PROBLEM DESCRIPTION ▸ Restate the entire listing word for word.
___ EXERCISE MATERIAL ___
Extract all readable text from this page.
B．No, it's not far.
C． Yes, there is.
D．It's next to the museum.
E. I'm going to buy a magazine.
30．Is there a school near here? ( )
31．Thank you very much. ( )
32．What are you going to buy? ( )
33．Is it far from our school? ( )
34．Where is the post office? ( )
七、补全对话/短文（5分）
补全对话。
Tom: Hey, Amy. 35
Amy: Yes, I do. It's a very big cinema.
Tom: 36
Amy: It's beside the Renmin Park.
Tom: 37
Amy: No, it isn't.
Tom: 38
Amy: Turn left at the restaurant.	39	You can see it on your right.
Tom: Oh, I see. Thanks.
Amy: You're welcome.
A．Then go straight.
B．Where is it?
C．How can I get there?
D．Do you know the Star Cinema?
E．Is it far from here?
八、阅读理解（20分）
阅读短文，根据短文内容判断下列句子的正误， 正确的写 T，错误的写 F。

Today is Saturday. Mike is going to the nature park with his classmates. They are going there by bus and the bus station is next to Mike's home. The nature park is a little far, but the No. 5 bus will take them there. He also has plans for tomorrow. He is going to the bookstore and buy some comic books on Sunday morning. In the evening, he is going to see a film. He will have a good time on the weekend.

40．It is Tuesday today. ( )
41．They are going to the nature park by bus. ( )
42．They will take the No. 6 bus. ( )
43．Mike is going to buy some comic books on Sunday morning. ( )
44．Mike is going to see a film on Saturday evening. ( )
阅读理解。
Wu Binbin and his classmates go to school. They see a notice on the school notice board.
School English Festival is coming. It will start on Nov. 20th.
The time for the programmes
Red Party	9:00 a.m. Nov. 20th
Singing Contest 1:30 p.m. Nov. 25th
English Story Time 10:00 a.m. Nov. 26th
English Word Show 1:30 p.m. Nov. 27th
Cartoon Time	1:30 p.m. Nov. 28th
___
RESULT ▸
Extract all readable text from this page.
B．No, it's not far.
C． Yes, there is.
D．It's next to the museum.
E. I'm going to buy a magazine.
30．Is there a school near here? ( )
31．Thank you very much. ( )
32．What are you going to buy? ( )
33．Is it far from our school? ( )
34．Where is the post office? ( )
七、补全对话/短文（5分）
补全对话。
Tom: Hey, Amy. 35
Amy: Yes, I do. It's a very big cinema.
Tom: 36
Amy: It's beside the Renmin Park.
Tom: 37
Amy: No, it isn't.
Tom: 38
Amy: Turn left at the restaurant.	39	You can see it on your right.
Tom: Oh, I see. Thanks.
Amy: You're welcome.
A．Then go straight.
B．Where is it?
C．How can I get there?
D．Do you know the Star Cinema?
E．Is it far from here?
八、阅读理解（20分）
阅读短文，根据短文内容判断下列句子的正误， 正确的写 T，错误的写 F。

Today is Saturday. Mike is going to the nature park with his classmates. They are going there by bus and the bus station is next to Mike's home. The nature park is a little far, but the No. 5 bus will take them there. He also has plans for tomorrow. He is going to the bookstore and buy some comic books on Sunday morning. In the evening, he is going to see a film. He will have a good time on the weekend.

40．It is Tuesday today. ( )
41．They are going to the nature park by bus. ( )
42．They will take the No. 6 bus. ( )
43．Mike is going to buy some comic books on Sunday morning. ( )
44．Mike is going to see a film on Saturday evening. ( )
阅读理解。
Wu Binbin and his classmates go to school. They see a notice on the school notice board.
School English Festival is coming. It will start on Nov. 20th.
The time for the programmes
Red Party	9:00 a.m. Nov. 20th
Singing Contest 1:30 p.m. Nov. 25th
English Story Time 10:00 a.m. Nov. 26th
English Word Show 1:30 p.m. Nov. 27th
Cartoon Time	1:30 p.m. Nov. 28th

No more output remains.